== QUOTED PASSAGE

For example, in Iowa — where University of Iowa researchers have advised Republican Gov. Kim Reynolds to not ease up on social distancing measures or else risk "catastrophic loss of life" — the state's Workforce Development agency has encouraged employers to report workers who don't return to their un-furloughed jobs without good reason "as soon as possible."

Kim Reynolds. [Joshua Lott/Getty Images News/Getty Images]

"If you parsed [Reynolds's] language, she said, 'If you refuse to return without good cause, you will be denied benefits,' and that is a correct statement of the law in Iowa," Des Moines-area employment attorney Stuart Higgins tells Mic.

But, Higgins explains, things are not quite so clear-cut.

"There is a law that says if you refuse to return to work, or if you quit, because of quote-unquote unsafe working conditions, then you still get benefits," he says. "In that circumstance, you are quitting for good cause."

Unfortunately, this opens up a large legal grey area for Iowa workers afraid of exposure to the coronavirus.

====
== PROVIDED DATA

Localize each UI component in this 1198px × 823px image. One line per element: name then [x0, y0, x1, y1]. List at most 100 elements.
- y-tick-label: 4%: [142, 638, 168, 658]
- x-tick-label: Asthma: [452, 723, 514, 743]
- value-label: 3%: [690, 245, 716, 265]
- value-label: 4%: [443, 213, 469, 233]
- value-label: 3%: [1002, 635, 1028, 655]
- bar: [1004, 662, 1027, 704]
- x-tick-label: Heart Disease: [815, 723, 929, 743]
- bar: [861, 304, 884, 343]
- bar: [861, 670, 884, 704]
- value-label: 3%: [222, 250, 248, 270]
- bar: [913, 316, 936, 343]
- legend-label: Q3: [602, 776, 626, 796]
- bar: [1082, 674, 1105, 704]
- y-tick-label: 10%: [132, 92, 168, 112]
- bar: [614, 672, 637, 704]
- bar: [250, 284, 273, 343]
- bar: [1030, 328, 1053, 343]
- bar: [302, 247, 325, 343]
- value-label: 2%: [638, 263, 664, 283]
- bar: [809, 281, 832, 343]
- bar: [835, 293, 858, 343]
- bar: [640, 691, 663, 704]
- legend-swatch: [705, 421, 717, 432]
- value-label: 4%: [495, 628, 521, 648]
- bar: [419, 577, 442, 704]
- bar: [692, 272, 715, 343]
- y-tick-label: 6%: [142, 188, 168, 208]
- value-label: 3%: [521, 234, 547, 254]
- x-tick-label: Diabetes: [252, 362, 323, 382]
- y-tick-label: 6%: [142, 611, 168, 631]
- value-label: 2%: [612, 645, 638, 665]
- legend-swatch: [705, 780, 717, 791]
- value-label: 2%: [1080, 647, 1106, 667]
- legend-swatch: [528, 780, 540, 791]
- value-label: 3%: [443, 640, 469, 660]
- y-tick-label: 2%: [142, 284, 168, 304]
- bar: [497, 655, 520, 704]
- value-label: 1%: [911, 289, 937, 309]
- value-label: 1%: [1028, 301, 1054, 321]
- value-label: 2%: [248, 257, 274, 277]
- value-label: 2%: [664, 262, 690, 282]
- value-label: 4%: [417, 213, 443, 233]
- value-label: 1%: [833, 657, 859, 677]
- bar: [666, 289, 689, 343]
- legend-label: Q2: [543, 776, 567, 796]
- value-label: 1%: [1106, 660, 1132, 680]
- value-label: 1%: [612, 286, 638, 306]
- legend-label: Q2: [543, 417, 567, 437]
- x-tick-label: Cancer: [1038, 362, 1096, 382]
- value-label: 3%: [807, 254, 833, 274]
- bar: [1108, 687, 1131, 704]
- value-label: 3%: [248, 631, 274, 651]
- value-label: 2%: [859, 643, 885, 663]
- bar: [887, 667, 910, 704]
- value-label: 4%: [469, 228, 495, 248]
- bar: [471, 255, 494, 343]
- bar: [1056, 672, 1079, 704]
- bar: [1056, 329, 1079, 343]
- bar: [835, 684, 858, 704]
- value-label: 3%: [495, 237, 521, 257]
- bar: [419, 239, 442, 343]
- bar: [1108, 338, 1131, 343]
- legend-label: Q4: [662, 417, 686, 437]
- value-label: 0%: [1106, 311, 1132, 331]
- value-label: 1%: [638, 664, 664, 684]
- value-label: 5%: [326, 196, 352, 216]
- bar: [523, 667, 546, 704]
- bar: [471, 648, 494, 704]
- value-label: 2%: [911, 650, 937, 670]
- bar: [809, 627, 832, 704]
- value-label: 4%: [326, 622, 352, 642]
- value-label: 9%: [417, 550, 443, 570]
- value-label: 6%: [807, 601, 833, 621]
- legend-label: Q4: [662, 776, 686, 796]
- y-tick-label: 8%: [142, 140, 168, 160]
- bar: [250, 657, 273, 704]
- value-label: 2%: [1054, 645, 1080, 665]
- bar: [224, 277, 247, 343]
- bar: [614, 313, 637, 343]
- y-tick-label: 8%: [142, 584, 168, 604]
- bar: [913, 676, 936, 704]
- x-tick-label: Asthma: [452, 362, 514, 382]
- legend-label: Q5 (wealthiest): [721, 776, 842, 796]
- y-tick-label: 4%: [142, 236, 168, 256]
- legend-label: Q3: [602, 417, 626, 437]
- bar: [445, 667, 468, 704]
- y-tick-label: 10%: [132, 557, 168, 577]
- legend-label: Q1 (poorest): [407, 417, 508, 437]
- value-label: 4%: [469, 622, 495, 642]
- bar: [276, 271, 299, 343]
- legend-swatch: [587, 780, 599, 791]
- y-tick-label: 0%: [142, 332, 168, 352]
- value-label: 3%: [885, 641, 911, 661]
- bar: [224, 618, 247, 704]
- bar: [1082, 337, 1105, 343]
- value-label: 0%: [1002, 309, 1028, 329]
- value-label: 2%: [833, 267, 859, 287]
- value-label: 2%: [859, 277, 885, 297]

====

• PROBLEM STATEMENT: Resume the article on Iowa workers refusing to return to their jobs during the coronavirus, starting after its last sentence.

• ANSWER TO THIS PROBLEM:
"What is the standard, the criteria, that [Iowa unemployment agency] Workforce Development is going to look at to make that determination?" Higgins asks. "Because there's going to be a bunch of people that have legitimate fears about returning to work under these circumstances, so what is that gonna mean? And the answer is: We do not know!"

As Higgins notes, workers will now be put in a position where they must decide whether or not to return to work under potentially unsafe conditions, or fight for their unemployment benefits in the courts — a process in which victory is in no way assured.

In Georgia, the situation seems decidedly similar — and equally tenuous.

Bloomberg/Bloomberg/Getty Images

"It really hasn't been tested yet as far as any type of published case law as to whether the fear of contracting coronavirus itself would be considered a good work-connected reason that would allow the claimant to resign and still draw unemployment benefits," Atlanta employment lawyer Greg Fidlon explains to Mic.

Noting that claimants could argue that their refusal to return to work was animated by some underlying, pre-existing medical condition that would put them at risk, Fidlon says that employees could also claim their employer was creating an unsafe work environment if they didn't follow health guidelines, such as social distancing, upon their return. Still, Fidlon says, because there is no blanket legal standard, anyone who would want to pursue receiving unemployment benefits even after their furlough ends would have to argue their case after working their way through Georgia's over-stressed unemployment system.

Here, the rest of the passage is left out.